** Start of RECORDS TO PROCESS **
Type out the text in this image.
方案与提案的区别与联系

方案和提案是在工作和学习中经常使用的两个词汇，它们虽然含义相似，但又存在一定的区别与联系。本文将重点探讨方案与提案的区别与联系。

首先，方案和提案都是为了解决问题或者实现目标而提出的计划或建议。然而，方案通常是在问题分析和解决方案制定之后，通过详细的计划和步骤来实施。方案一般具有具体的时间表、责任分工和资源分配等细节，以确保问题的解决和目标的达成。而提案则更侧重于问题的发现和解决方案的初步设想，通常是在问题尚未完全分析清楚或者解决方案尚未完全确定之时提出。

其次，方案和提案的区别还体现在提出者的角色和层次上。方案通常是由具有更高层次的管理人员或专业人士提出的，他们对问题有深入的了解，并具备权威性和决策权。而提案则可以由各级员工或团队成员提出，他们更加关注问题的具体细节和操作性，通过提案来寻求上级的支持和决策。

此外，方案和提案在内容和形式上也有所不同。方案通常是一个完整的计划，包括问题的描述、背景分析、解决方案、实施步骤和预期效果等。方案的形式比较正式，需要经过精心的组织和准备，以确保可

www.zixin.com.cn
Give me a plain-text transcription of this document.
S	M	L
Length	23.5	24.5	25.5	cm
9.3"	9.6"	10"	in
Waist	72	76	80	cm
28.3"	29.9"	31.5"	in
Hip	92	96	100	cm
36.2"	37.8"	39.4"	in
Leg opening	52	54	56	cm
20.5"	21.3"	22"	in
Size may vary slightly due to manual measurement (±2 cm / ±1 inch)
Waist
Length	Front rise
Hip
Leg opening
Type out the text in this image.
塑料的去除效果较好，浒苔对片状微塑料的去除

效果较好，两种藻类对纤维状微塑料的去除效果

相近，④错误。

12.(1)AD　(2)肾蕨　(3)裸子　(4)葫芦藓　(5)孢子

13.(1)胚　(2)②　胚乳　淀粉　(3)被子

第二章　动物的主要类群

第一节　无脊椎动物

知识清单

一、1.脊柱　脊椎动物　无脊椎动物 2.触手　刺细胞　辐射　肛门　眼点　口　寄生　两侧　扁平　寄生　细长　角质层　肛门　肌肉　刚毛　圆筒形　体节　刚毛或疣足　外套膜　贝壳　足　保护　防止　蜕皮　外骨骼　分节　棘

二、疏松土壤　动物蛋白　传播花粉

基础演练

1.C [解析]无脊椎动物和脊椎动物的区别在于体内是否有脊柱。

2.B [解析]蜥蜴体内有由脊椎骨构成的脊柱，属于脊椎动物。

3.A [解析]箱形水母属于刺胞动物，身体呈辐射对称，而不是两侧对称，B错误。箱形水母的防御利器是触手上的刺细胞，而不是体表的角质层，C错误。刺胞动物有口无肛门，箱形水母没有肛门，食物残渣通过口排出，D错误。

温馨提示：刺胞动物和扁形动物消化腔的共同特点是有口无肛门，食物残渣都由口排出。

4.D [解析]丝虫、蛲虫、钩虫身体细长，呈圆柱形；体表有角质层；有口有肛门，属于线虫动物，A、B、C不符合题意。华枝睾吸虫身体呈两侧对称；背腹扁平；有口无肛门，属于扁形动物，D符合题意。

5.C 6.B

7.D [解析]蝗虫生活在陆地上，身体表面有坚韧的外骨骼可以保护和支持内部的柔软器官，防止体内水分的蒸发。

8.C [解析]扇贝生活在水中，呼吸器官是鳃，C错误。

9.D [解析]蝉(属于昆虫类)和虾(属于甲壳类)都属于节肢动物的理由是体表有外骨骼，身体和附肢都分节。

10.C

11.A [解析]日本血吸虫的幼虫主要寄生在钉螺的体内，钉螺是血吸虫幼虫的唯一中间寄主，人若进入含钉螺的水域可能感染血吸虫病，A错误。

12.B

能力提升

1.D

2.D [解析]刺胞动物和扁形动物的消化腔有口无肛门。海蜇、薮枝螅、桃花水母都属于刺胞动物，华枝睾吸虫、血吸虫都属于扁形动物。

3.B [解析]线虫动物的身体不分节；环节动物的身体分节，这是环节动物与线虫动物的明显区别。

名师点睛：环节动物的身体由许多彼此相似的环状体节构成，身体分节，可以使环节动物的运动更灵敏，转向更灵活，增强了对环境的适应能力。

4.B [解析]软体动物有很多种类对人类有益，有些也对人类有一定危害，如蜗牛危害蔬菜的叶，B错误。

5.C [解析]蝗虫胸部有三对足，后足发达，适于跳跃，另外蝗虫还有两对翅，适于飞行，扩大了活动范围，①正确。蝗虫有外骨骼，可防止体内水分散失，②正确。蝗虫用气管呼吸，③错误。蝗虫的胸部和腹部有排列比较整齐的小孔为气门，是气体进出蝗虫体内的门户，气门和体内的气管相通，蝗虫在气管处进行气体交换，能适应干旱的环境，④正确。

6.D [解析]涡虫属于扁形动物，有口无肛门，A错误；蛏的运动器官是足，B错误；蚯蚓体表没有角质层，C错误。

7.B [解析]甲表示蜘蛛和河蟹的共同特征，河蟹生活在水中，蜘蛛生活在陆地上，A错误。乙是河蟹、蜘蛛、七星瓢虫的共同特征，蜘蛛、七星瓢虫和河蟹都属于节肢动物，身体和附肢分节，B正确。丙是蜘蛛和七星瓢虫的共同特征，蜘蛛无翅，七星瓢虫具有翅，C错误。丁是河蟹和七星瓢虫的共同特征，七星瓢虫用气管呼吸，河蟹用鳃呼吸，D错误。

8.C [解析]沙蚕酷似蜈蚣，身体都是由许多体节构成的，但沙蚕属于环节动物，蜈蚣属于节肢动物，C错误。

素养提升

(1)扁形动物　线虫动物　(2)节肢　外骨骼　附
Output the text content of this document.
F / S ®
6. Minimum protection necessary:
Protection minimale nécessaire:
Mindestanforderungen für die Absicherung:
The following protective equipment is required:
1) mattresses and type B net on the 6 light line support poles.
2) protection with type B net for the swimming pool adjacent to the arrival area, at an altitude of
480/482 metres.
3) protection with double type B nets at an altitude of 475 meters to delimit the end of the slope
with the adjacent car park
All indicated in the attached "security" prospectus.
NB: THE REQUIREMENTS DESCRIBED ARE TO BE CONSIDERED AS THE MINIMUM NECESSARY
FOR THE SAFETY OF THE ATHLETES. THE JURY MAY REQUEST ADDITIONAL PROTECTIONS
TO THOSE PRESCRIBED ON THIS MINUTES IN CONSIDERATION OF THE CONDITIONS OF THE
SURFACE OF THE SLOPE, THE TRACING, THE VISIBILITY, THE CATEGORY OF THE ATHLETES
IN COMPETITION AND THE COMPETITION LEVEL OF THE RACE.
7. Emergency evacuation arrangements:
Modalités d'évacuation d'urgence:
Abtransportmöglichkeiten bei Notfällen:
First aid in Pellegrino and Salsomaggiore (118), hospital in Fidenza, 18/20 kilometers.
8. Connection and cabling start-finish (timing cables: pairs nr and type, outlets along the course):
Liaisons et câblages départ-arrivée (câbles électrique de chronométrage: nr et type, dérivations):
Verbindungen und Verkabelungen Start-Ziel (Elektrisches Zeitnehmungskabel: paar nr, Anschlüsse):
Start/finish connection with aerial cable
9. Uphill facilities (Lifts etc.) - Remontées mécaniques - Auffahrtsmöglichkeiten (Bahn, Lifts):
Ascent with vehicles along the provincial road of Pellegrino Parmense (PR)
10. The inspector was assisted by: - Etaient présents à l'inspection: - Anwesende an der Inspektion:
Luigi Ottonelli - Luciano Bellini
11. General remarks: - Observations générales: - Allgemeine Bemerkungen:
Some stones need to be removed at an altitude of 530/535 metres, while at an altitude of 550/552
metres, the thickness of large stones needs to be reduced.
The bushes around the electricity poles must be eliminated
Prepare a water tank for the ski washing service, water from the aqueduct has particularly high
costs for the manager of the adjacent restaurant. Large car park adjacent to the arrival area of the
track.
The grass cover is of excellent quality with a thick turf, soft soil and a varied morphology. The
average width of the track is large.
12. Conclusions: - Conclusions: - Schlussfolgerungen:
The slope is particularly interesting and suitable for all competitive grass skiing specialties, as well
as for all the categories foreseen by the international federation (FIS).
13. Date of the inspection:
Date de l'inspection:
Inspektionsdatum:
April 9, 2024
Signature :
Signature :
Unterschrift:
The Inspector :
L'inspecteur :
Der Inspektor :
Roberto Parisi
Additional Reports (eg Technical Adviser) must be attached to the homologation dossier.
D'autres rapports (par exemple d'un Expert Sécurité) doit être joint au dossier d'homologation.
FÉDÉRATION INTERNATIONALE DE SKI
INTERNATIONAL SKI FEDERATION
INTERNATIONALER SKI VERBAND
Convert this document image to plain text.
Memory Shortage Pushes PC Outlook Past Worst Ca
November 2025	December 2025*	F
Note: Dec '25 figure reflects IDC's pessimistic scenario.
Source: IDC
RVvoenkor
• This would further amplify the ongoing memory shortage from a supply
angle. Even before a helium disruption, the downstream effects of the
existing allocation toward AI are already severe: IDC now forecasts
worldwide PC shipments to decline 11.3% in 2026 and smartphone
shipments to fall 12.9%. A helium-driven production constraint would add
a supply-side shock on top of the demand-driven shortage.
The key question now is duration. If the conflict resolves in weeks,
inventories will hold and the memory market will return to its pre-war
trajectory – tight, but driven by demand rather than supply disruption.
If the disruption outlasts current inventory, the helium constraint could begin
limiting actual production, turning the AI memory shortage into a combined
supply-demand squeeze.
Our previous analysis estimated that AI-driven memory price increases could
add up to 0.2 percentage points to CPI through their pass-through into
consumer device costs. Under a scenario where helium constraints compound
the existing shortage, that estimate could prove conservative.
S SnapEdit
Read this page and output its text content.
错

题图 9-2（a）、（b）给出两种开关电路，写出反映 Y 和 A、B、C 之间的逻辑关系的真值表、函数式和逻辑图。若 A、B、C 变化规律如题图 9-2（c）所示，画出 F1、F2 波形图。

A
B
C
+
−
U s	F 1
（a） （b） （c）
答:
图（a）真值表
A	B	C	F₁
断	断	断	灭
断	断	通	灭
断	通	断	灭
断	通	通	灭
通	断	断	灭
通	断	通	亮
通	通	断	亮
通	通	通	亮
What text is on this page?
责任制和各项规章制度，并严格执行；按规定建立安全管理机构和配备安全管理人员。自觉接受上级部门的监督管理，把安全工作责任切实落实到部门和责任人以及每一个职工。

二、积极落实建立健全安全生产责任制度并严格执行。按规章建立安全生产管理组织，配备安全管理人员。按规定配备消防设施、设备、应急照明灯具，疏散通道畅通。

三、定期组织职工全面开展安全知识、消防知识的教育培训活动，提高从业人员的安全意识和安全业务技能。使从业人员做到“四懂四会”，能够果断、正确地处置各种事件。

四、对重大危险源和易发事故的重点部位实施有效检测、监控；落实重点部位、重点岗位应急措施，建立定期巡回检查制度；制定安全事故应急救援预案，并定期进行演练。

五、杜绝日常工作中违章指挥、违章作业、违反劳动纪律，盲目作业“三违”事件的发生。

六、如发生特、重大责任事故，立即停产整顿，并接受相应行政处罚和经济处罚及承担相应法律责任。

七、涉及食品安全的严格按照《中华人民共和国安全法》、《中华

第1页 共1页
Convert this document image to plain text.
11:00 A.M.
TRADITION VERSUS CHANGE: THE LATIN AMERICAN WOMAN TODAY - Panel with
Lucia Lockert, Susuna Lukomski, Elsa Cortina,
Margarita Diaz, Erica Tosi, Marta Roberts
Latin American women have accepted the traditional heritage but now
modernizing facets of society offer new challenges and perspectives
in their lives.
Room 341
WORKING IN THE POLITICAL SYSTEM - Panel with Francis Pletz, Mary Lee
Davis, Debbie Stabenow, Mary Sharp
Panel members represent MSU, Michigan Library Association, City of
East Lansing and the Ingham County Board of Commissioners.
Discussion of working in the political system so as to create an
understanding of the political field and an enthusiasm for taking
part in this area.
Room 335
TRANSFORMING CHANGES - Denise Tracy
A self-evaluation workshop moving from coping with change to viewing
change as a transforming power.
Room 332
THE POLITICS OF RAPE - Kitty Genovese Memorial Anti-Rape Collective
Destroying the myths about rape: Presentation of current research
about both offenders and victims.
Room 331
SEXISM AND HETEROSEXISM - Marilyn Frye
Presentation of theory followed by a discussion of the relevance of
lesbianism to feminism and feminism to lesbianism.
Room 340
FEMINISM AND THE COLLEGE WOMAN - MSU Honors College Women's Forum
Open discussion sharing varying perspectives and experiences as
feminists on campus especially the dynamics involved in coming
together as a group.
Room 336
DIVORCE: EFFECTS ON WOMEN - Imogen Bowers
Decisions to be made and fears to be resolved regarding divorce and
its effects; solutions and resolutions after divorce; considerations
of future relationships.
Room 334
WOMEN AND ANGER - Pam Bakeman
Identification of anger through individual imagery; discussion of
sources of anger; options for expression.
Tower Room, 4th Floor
** End of RECORDS TO PROCESS **
_GIVEN INSTRUCTION:_ Count every line of the material above that holds the string "WOMAN", then state only the total.

_SOLUTION TO THE PROBLEM:_ 2